> GOAL:
Check every line below for the word "color" and copy the ones that have it.

> DATA TO USE:
○ ○ ○ ○ ○ ○ ○
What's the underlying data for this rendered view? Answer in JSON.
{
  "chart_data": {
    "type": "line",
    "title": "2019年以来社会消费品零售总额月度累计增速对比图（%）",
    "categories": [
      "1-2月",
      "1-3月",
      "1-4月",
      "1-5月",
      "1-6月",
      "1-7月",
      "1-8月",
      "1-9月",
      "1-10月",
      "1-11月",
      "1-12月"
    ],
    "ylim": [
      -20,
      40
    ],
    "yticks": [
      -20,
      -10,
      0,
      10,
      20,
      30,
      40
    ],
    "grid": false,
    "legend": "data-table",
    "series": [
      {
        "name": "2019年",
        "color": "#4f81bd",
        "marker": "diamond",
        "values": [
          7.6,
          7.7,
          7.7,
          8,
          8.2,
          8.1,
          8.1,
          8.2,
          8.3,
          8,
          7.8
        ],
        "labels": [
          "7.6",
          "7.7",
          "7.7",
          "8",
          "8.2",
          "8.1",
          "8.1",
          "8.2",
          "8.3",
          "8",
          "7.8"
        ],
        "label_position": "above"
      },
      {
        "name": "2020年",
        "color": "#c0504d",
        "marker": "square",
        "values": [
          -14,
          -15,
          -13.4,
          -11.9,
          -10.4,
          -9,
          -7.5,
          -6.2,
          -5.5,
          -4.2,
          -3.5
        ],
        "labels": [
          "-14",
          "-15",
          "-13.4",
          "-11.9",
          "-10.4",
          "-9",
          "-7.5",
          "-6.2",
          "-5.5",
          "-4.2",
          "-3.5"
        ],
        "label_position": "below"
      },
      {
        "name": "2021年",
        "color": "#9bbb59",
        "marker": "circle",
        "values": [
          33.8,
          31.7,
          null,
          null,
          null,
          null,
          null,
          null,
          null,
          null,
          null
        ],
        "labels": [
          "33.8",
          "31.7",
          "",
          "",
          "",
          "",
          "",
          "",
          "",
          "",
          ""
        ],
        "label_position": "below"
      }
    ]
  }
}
○ ○ ○ ○ ○ ○ ○
> WORKED SOLUTION:
        "color": "#4f81bd",
        "color": "#c0504d",
        "color": "#9bbb59",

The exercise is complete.